» **CHALLENGE**: Identify all lines of the data containing the string "civico" and copy them.

» **RECORDS FOR THIS EXERCISE**:

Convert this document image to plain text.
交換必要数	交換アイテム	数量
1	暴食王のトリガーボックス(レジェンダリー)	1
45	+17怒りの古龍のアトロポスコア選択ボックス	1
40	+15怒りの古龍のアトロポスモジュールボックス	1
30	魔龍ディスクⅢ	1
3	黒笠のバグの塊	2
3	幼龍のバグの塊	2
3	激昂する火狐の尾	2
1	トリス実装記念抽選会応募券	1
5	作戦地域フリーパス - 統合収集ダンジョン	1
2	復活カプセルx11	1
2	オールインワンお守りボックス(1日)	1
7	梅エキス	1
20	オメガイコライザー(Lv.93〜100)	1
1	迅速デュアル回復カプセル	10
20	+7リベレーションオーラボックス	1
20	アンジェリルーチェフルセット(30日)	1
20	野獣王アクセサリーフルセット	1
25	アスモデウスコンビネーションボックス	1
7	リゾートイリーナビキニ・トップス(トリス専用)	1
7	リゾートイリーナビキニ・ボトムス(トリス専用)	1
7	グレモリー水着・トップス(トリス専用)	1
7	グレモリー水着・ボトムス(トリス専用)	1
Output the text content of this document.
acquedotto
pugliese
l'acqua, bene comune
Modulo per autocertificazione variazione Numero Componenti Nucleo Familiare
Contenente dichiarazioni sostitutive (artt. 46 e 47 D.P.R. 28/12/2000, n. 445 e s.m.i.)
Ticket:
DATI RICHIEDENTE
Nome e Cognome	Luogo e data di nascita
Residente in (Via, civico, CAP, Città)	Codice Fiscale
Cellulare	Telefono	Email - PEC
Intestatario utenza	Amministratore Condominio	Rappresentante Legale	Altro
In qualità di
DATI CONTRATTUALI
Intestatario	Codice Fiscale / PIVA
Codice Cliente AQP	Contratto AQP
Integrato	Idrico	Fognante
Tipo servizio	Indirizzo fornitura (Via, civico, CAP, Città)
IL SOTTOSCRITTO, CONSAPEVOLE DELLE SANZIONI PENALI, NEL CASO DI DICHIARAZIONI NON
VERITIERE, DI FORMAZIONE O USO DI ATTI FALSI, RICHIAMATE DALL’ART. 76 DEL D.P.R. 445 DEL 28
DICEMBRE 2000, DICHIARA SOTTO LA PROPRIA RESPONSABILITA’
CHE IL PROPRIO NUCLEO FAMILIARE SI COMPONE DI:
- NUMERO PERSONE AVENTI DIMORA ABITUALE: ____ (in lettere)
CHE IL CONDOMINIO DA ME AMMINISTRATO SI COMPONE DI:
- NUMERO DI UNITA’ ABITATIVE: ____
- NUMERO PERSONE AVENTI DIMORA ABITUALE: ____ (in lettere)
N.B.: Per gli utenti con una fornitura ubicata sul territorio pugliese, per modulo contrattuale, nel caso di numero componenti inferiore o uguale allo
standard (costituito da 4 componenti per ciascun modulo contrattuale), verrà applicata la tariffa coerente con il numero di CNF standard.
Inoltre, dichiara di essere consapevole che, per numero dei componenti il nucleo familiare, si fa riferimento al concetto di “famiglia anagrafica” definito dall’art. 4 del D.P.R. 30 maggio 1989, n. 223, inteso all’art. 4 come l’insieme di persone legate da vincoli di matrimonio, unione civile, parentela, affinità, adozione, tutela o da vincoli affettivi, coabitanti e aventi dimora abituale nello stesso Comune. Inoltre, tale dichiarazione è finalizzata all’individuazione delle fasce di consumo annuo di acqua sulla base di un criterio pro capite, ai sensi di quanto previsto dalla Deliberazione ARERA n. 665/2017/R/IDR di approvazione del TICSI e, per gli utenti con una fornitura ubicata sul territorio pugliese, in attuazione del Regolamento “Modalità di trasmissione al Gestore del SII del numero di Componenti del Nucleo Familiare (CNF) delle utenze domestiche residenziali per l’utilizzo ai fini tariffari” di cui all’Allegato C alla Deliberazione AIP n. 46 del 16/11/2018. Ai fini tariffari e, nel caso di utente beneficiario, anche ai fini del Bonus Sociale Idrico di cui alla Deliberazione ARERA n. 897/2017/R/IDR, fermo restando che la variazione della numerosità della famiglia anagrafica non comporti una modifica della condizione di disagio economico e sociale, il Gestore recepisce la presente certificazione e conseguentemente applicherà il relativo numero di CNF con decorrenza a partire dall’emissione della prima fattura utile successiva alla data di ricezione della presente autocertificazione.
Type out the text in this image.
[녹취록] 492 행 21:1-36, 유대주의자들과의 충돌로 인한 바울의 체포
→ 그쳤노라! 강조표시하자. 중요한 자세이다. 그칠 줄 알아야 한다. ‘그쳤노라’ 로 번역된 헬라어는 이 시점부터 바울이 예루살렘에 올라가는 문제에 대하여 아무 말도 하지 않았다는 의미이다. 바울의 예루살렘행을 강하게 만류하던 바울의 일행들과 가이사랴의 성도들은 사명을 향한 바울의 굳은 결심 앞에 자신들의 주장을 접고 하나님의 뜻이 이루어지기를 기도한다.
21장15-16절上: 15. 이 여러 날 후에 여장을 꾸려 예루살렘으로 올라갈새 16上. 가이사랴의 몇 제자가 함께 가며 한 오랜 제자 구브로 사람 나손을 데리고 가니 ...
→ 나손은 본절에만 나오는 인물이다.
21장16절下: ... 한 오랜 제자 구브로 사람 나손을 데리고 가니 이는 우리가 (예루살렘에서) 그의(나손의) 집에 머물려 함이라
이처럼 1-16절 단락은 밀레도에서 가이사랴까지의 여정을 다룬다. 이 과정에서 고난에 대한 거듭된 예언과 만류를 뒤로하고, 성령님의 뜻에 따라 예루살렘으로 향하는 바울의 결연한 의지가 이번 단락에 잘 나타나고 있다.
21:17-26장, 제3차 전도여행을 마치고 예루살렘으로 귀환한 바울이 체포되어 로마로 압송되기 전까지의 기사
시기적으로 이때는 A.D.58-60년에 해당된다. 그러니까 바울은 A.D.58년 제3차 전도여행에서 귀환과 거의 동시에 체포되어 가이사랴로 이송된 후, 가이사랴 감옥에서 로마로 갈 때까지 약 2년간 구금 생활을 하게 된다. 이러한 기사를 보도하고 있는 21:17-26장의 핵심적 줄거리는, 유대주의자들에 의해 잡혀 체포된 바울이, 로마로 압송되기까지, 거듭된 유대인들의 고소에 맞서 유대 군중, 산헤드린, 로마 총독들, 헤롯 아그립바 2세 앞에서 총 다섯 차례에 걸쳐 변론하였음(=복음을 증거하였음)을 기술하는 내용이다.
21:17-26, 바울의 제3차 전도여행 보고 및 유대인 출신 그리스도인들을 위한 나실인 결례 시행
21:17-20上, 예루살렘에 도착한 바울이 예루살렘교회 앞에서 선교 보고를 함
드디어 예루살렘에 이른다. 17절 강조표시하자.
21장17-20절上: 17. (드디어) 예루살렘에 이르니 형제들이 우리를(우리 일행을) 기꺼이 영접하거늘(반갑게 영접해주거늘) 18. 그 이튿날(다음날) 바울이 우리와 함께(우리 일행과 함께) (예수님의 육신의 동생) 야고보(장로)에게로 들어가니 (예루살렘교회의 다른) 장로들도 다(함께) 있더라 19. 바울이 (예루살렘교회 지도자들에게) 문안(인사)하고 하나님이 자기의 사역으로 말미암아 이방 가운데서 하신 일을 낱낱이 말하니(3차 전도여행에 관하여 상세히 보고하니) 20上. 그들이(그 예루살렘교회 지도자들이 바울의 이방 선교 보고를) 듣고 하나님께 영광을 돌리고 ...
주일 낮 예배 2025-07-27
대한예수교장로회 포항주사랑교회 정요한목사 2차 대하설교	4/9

» **SOLUTION TO THIS TASK**:
Residente in (Via, civico, CAP, Città)	Codice Fiscale
Tipo servizio	Indirizzo fornitura (Via, civico, CAP, Città)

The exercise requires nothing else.